#### Task 1:
How many lines in the rows below contain the string "Kraftstoffpreise"? Case counts, and the reply should be the number alone.

#### Page excerpt:
## start

We’ve pointed out that Apache Spark and Hadoop MapReduce are two different Big Data beasts: the former is a high-performance in-memory data-processing framework, and the latter is a mature batch-processing platform for the petabyte scale. We also know that Apache Hive and HBase are two very different tools with similar functions. Hive is an SQL-like engine that runs MapReduce jobs, while HBase is a NoSQL key/value database on Hadoop.
But what about the question of Spark vs. Tez?
On paper, Spark and Tez have a lot in common: both possess in-memory capabilities, both can run on top of Hadoop YARN, and both support all data types from any data sources. So what’s the difference between Spark and Tez?
Table of Contents
What is Apache Spark?
Apache Spark is an open-source analytics engine and cluster computing framework for processing big data. Spark is the brainchild of the non-profit Apache Software Foundation, a decentralized organization that works on a variety of open-source software projects.

## end

#### Dataset excerpts:
## start

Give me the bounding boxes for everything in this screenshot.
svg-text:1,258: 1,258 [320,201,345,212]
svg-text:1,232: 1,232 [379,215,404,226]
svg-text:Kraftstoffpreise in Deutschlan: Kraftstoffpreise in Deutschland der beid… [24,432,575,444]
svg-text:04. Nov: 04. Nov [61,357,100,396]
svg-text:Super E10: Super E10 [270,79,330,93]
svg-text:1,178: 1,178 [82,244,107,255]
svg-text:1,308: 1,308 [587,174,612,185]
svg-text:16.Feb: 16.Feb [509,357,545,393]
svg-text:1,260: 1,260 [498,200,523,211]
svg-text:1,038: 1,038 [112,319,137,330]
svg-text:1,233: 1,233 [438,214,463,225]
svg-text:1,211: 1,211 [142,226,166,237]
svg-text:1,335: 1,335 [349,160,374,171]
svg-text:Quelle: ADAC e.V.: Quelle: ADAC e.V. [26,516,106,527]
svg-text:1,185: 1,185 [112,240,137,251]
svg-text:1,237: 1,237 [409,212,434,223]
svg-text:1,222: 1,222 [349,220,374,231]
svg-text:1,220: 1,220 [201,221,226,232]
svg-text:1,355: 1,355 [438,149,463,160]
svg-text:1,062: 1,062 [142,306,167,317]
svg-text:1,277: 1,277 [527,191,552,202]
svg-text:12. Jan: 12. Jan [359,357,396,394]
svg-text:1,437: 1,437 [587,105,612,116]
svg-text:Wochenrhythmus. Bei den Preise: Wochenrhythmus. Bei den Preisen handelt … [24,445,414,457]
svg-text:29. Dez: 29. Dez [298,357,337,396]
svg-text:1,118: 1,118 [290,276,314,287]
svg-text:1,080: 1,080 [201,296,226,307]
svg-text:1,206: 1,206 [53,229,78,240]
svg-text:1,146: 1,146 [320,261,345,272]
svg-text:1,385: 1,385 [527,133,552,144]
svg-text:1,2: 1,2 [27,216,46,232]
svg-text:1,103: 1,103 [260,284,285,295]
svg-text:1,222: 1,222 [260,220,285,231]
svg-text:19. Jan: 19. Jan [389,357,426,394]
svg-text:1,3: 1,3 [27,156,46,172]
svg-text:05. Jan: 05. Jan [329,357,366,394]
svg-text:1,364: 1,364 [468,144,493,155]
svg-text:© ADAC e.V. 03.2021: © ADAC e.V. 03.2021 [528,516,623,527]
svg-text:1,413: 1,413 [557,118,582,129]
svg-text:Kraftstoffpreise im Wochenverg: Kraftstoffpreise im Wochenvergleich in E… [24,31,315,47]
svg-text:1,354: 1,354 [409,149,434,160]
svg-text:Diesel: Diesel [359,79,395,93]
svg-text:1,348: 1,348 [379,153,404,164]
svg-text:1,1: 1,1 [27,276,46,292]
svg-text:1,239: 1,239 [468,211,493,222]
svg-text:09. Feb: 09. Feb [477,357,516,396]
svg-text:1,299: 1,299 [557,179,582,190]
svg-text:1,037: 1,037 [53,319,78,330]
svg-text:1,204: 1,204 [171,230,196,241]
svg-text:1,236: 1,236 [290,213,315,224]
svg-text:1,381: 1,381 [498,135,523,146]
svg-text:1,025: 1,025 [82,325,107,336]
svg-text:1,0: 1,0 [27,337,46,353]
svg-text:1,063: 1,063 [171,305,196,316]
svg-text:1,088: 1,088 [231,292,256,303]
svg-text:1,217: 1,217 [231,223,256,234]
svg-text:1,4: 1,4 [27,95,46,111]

## end

#### Task 2:
List the things the Spark vs. Tez page says Spark and Tez have in common.

#### Finished answer 1:
2

#### Finished answer 2:
- In-memory capabilities
- The ability to run on top of Hadoop YARN
- Support for all data types from any data sources